## start MATERIAL TO PROCESS

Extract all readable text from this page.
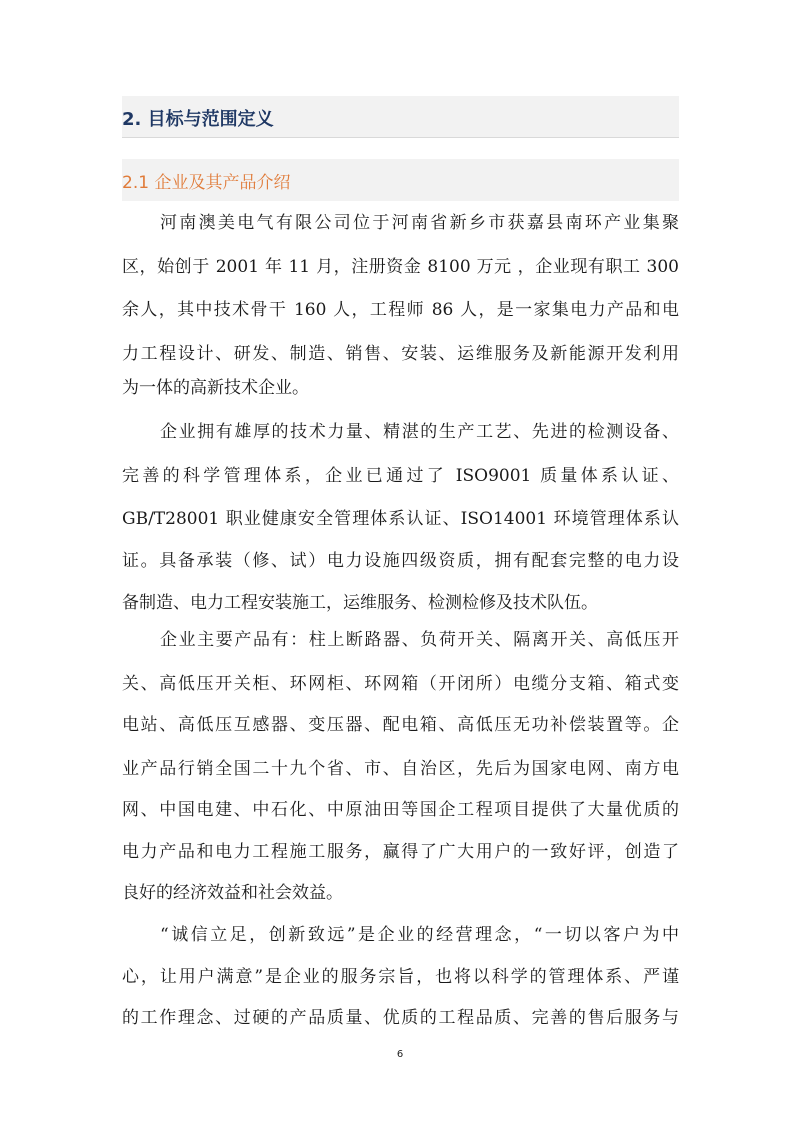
2. 目标与范围定义
2.1 企业及其产品介绍
河南澳美电气有限公司位于河南省新乡市获嘉县南环产业集聚
区，始创于 2001 年 11 月，注册资金 8100 万元 ，企业现有职工 300
余人，其中技术骨干 160 人，工程师 86 人，是一家集电力产品和电
力工程设计、研发、制造、销售、安装、运维服务及新能源开发利用
为一体的高新技术企业。
企业拥有雄厚的技术力量、精湛的生产工艺、先进的检测设备、
完善的科学管理体系，企业已通过了 ISO9001 质量体系认证、
GB/T28001 职业健康安全管理体系认证、ISO14001 环境管理体系认
证。具备承装（修、试）电力设施四级资质，拥有配套完整的电力设
备制造、电力工程安装施工，运维服务、检测检修及技术队伍。
企业主要产品有：柱上断路器、负荷开关、隔离开关、高低压开
关、高低压开关柜、环网柜、环网箱（开闭所）电缆分支箱、箱式变
电站、高低压互感器、变压器、配电箱、高低压无功补偿装置等。企
业产品行销全国二十九个省、市、自治区，先后为国家电网、南方电
网、中国电建、中石化、中原油田等国企工程项目提供了大量优质的
电力产品和电力工程施工服务，赢得了广大用户的一致好评，创造了
良好的经济效益和社会效益。
“诚信立足，创新致远”是企业的经营理念，“一切以客户为中
心，让用户满意”是企业的服务宗旨，也将以科学的管理体系、严谨
的工作理念、过硬的产品质量、优质的工程品质、完善的售后服务与
6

## end MATERIAL TO PROCESS

Every entry above is to be set down exactly; the pictures are to be left out.

• **THE ANSWER**:
Extract all readable text from this page.
2. 目标与范围定义
2.1 企业及其产品介绍
河南澳美电气有限公司位于河南省新乡市获嘉县南环产业集聚
区，始创于 2001 年 11 月，注册资金 8100 万元 ，企业现有职工 300
余人，其中技术骨干 160 人，工程师 86 人，是一家集电力产品和电
力工程设计、研发、制造、销售、安装、运维服务及新能源开发利用
为一体的高新技术企业。
企业拥有雄厚的技术力量、精湛的生产工艺、先进的检测设备、
完善的科学管理体系，企业已通过了 ISO9001 质量体系认证、
GB/T28001 职业健康安全管理体系认证、ISO14001 环境管理体系认
证。具备承装（修、试）电力设施四级资质，拥有配套完整的电力设
备制造、电力工程安装施工，运维服务、检测检修及技术队伍。
企业主要产品有：柱上断路器、负荷开关、隔离开关、高低压开
关、高低压开关柜、环网柜、环网箱（开闭所）电缆分支箱、箱式变
电站、高低压互感器、变压器、配电箱、高低压无功补偿装置等。企
业产品行销全国二十九个省、市、自治区，先后为国家电网、南方电
网、中国电建、中石化、中原油田等国企工程项目提供了大量优质的
电力产品和电力工程施工服务，赢得了广大用户的一致好评，创造了
良好的经济效益和社会效益。
“诚信立足，创新致远”是企业的经营理念，“一切以客户为中
心，让用户满意”是企业的服务宗旨，也将以科学的管理体系、严谨
的工作理念、过硬的产品质量、优质的工程品质、完善的售后服务与
6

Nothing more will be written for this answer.